State the number of lines in these records holding "الحرية". Say nothing more.

»»

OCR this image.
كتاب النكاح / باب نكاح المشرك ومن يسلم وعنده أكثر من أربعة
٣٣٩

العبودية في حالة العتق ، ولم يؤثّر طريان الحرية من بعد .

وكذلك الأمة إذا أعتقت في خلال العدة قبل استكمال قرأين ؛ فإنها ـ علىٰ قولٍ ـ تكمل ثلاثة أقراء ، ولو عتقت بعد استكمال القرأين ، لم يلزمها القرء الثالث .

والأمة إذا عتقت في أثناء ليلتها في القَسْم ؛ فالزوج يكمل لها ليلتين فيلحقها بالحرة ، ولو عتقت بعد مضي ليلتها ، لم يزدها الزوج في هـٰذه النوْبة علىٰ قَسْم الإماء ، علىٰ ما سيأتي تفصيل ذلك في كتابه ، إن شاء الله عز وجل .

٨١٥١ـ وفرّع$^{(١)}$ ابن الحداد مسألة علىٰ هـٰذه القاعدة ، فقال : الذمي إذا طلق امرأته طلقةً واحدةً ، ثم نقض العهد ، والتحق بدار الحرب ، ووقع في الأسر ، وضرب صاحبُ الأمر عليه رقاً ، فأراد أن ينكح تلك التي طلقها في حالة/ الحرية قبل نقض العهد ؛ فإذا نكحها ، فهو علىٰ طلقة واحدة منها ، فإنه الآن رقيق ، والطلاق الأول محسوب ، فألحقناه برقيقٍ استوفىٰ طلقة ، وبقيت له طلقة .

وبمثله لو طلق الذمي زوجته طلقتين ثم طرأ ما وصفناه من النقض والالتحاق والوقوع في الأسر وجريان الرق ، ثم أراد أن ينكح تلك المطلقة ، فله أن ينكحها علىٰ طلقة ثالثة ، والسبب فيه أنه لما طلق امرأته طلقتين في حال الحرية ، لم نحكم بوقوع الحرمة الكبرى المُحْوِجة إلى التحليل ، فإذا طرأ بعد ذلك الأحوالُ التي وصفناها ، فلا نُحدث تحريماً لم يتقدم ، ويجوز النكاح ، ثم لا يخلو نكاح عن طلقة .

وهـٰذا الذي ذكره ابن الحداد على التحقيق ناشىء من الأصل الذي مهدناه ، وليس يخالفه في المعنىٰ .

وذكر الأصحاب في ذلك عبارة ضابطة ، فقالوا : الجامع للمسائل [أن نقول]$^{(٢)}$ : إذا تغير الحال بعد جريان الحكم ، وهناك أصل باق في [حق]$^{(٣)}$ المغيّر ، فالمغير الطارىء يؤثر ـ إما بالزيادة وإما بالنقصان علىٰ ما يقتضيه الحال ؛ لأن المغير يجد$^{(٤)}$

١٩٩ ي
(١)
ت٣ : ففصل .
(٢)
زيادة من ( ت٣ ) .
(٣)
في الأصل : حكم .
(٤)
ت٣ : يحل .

««

- Finished answer
3